[begin Extracted records]

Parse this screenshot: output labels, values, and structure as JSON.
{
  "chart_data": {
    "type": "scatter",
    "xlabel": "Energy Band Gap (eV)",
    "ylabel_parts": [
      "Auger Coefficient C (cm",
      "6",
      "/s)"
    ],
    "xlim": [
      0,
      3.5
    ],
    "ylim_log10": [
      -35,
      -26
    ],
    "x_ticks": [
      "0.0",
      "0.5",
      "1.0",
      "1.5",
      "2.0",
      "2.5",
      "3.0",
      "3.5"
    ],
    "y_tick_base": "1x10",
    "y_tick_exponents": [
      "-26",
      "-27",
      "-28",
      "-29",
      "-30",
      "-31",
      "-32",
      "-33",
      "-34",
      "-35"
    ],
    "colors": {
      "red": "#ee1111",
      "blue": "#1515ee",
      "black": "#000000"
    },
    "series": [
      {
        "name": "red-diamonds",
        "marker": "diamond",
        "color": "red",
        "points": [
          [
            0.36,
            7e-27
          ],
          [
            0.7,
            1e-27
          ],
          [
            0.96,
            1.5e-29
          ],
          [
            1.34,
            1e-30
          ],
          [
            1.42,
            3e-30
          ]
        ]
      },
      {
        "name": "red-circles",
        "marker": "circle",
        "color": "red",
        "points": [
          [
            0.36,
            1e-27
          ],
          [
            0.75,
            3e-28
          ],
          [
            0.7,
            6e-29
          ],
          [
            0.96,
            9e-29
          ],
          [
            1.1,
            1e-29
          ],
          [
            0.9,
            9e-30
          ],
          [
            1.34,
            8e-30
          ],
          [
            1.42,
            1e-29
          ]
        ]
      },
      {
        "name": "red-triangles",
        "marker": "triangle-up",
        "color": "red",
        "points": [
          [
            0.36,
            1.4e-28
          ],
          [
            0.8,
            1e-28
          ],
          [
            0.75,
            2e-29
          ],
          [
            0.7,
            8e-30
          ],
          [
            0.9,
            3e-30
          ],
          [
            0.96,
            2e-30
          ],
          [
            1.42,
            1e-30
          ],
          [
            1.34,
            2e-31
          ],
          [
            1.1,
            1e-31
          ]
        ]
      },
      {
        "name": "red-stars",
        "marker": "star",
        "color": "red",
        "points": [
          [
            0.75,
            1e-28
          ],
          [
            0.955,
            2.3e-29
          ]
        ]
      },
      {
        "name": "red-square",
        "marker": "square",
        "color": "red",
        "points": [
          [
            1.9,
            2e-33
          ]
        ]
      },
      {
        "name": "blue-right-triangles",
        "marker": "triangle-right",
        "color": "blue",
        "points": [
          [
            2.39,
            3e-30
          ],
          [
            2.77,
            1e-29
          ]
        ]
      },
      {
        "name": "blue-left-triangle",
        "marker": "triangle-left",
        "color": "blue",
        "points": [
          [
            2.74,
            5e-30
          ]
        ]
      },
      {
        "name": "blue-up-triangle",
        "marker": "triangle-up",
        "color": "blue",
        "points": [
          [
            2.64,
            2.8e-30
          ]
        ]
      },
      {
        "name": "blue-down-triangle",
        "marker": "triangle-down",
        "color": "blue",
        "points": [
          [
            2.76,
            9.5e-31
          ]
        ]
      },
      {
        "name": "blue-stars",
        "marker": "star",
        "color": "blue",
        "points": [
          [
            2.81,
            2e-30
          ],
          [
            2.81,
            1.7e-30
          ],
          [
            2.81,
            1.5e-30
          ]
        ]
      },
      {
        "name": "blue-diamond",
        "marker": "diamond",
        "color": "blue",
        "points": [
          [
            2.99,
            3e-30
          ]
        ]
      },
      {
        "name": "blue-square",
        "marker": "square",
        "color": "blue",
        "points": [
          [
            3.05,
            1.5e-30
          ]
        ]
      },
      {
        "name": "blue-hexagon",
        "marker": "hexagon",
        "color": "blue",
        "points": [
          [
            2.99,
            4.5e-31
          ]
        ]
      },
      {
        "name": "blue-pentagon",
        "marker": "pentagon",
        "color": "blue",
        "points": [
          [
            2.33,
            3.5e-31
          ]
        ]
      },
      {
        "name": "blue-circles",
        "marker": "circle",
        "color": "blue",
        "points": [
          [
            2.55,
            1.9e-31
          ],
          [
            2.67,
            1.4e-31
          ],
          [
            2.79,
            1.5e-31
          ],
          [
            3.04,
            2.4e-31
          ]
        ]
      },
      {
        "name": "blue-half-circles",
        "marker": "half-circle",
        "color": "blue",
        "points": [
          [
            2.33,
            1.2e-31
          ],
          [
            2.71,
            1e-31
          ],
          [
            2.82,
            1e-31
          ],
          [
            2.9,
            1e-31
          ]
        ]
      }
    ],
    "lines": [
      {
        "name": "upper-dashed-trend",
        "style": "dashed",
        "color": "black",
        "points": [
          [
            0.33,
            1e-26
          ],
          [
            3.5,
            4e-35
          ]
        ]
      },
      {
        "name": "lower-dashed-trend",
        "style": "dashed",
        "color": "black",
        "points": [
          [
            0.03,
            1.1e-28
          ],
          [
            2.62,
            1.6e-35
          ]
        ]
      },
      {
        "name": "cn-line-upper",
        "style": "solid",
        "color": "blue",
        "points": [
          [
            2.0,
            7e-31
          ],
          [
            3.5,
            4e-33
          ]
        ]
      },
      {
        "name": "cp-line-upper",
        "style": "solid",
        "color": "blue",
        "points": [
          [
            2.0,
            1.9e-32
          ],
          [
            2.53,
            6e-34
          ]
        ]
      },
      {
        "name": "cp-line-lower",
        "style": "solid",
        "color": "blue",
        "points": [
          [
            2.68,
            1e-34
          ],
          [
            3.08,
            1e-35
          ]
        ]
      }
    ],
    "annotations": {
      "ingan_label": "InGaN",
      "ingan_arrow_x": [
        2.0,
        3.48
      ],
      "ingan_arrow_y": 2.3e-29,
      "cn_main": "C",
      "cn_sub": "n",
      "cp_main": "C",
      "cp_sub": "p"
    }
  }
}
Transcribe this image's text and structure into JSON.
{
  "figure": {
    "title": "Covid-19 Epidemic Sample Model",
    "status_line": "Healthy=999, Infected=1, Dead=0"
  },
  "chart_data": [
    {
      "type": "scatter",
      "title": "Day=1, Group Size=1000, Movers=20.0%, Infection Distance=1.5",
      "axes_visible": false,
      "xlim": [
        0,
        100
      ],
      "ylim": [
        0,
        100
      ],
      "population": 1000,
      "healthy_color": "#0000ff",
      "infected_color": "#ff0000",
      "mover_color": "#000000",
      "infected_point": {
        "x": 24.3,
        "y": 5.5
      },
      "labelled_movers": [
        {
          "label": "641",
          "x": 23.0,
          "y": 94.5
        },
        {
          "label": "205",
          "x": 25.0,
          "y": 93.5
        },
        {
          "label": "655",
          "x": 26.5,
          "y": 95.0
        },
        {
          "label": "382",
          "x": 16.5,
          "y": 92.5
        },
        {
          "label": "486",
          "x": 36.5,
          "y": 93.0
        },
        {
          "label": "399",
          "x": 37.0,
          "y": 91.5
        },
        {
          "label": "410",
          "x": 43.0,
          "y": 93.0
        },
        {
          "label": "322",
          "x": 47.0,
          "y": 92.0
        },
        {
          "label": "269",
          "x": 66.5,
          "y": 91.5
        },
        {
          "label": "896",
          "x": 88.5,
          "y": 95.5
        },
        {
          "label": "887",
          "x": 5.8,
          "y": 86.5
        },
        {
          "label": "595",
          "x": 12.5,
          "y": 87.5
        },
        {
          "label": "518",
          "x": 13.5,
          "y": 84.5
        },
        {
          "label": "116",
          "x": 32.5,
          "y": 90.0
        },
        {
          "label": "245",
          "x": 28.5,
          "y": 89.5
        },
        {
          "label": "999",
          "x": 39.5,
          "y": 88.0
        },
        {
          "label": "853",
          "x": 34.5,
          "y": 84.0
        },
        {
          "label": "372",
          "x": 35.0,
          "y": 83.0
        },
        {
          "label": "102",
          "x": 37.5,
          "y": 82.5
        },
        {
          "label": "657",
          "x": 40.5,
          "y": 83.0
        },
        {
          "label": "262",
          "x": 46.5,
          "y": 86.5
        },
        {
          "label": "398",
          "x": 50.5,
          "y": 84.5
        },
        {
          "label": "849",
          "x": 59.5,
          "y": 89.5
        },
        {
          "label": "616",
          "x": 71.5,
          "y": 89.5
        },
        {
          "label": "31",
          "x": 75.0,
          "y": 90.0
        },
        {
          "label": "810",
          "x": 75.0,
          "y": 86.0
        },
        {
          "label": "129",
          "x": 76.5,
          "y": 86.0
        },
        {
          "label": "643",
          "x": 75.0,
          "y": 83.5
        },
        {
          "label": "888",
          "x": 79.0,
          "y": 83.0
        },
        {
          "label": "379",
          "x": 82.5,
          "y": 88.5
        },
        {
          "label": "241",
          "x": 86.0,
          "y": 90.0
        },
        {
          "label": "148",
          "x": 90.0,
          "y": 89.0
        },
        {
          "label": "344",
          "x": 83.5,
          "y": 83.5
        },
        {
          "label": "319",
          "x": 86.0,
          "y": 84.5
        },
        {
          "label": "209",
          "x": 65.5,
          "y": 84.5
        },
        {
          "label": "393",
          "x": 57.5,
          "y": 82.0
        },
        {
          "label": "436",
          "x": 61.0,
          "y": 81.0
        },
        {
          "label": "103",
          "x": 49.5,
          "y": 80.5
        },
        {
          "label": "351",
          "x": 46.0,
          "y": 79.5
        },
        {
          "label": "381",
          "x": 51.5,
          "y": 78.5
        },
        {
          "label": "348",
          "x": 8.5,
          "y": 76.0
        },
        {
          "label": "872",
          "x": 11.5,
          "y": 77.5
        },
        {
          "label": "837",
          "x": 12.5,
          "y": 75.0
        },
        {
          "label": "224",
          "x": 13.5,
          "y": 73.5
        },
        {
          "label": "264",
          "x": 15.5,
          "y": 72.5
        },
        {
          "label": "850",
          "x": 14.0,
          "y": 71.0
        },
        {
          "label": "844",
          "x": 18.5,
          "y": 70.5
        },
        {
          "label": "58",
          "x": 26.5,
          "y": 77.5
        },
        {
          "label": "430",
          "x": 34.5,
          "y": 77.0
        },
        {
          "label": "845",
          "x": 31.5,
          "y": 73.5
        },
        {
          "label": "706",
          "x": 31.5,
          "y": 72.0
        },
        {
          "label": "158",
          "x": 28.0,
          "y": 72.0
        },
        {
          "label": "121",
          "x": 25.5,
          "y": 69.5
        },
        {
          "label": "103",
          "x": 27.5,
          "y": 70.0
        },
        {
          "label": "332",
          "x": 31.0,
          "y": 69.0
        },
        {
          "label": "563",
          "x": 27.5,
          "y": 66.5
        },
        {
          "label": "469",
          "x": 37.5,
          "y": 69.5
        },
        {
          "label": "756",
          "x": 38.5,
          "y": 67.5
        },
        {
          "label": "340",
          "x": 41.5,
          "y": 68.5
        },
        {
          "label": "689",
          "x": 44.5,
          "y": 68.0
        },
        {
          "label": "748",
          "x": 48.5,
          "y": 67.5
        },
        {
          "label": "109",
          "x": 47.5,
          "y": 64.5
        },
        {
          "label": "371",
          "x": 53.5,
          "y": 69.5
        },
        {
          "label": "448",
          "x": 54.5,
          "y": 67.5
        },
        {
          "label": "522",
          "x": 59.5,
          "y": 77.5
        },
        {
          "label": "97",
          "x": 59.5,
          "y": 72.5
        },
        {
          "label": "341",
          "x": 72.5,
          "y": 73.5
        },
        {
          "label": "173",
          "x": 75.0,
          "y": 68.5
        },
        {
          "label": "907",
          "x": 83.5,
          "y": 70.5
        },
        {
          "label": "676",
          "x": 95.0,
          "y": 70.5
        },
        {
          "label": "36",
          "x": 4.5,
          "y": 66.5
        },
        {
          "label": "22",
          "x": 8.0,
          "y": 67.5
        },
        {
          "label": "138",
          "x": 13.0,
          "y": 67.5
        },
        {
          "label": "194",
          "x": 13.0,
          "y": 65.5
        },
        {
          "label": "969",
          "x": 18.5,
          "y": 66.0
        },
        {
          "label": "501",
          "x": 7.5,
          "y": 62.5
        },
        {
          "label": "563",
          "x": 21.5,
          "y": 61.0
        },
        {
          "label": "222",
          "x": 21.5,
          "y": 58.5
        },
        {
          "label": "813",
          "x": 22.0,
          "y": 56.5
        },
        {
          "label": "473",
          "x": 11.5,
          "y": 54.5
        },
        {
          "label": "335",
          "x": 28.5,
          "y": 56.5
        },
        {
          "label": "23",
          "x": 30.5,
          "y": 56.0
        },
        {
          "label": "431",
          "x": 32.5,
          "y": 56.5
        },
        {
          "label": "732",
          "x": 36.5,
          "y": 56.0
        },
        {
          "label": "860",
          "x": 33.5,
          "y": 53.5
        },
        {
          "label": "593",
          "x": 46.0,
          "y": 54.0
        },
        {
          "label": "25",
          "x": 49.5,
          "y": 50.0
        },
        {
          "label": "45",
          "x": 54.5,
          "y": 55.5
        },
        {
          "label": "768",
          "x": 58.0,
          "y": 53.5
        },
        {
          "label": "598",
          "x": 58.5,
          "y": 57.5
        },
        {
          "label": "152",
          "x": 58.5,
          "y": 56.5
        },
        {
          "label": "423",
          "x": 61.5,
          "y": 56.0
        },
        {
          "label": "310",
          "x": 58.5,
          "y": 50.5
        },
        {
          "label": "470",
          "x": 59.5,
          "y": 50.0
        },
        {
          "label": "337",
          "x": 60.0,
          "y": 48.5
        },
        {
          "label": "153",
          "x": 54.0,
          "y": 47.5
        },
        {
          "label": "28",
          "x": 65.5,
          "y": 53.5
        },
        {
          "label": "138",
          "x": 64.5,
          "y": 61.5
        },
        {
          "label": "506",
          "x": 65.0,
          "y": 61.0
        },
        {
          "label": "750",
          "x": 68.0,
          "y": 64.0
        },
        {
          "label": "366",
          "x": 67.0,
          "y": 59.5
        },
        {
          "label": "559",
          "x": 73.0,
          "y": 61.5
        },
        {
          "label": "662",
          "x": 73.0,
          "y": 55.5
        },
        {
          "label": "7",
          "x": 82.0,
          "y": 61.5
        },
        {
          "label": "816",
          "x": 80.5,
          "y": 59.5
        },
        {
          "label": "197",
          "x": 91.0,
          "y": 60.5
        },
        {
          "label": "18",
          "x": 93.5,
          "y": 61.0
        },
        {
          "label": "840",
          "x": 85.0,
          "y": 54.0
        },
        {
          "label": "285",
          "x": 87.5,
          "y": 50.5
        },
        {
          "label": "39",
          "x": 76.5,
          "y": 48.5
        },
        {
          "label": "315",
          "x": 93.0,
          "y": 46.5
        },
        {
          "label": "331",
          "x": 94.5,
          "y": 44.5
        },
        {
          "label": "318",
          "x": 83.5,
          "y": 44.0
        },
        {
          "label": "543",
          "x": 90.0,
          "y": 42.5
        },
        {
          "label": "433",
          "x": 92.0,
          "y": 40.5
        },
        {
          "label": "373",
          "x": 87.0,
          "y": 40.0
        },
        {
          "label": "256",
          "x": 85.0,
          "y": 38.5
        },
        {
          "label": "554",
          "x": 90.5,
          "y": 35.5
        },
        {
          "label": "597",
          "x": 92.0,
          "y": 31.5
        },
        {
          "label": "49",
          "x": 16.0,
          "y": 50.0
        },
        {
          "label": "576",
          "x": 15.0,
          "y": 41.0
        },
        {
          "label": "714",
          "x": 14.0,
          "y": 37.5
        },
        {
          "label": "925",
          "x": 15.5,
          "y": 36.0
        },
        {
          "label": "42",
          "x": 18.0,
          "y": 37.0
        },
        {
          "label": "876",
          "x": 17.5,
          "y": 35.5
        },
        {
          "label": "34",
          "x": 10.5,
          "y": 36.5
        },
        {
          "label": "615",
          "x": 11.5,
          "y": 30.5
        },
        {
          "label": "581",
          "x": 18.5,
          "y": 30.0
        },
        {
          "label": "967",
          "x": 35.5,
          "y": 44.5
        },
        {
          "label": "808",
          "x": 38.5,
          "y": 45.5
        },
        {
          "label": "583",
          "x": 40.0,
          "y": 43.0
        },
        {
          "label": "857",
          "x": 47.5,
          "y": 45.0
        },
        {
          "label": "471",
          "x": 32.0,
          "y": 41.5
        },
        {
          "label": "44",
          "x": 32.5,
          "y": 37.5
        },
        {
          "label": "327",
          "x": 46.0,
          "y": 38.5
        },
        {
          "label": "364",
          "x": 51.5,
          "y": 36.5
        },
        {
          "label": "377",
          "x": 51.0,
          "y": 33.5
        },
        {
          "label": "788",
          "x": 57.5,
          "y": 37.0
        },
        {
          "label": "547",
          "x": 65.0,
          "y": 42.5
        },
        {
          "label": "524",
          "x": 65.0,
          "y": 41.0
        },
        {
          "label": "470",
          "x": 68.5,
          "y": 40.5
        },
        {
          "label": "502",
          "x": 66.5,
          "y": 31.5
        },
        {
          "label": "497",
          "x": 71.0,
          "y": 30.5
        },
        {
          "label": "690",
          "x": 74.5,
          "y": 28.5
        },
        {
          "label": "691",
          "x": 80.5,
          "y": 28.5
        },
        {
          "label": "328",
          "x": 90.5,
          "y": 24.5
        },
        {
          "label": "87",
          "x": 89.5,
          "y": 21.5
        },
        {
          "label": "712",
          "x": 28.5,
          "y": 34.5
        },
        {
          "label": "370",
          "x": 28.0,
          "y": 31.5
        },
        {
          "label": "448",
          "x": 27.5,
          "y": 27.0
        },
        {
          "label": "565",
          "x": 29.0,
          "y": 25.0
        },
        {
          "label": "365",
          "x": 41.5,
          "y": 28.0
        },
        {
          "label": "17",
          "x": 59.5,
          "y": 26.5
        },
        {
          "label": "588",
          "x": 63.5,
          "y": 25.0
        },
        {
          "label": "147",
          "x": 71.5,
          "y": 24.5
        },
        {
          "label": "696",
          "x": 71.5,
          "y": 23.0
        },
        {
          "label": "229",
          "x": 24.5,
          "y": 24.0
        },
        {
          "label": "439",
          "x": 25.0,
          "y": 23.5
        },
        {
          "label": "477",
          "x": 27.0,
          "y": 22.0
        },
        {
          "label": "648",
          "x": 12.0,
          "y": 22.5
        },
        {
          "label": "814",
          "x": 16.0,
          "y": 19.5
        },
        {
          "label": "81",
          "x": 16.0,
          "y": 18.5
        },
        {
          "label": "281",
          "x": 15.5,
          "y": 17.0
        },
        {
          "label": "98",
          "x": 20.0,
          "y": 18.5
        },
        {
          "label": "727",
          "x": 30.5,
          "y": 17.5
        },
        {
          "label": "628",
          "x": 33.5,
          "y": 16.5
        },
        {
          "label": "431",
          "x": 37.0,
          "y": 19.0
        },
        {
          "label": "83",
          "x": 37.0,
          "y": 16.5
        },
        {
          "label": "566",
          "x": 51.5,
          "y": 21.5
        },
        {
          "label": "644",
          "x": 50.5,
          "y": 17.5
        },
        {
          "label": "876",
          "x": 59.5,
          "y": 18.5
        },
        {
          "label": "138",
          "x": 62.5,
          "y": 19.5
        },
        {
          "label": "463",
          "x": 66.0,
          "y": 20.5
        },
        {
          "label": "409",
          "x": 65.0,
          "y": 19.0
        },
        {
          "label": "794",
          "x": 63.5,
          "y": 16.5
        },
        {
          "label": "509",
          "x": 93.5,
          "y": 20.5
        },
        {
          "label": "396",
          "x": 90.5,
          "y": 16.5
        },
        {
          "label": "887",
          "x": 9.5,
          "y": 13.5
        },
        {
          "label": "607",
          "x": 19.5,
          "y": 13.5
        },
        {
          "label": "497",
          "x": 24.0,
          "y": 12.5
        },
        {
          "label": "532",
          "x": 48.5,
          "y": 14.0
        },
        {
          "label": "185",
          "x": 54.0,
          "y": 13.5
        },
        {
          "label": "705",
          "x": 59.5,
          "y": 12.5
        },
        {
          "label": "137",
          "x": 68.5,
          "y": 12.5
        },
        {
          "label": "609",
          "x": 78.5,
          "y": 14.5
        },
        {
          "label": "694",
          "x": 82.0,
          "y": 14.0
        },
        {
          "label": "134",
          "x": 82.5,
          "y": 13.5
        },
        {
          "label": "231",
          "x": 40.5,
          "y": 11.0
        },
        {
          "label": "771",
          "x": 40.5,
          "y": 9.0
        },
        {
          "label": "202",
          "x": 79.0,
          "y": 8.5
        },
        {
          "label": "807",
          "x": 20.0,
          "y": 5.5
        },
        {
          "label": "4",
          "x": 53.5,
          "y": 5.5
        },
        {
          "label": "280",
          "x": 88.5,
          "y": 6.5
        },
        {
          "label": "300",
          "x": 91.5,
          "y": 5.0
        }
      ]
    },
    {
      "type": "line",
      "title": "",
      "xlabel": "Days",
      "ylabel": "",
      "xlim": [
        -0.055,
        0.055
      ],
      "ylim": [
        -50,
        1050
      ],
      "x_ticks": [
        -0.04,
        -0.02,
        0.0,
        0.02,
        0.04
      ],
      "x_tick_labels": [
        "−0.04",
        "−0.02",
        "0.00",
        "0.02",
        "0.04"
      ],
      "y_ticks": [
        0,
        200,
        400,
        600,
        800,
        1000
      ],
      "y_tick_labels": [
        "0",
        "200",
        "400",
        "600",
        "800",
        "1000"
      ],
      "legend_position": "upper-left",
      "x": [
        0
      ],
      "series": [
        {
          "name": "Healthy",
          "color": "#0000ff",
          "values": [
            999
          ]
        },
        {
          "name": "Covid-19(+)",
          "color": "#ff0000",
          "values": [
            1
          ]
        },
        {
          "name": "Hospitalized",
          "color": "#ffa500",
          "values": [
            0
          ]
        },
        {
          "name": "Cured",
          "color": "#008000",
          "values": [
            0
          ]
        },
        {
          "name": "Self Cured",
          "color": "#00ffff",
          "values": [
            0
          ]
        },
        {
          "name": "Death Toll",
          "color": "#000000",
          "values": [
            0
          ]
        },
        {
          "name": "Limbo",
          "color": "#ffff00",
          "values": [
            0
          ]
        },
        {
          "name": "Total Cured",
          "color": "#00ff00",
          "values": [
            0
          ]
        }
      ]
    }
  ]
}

[end Extracted records]

> **Your objective**:
Out of the preceding entries, pull every line containing the string "triangles".

> **Correct answer**:
        "name": "red-triangles",
        "name": "blue-right-triangles",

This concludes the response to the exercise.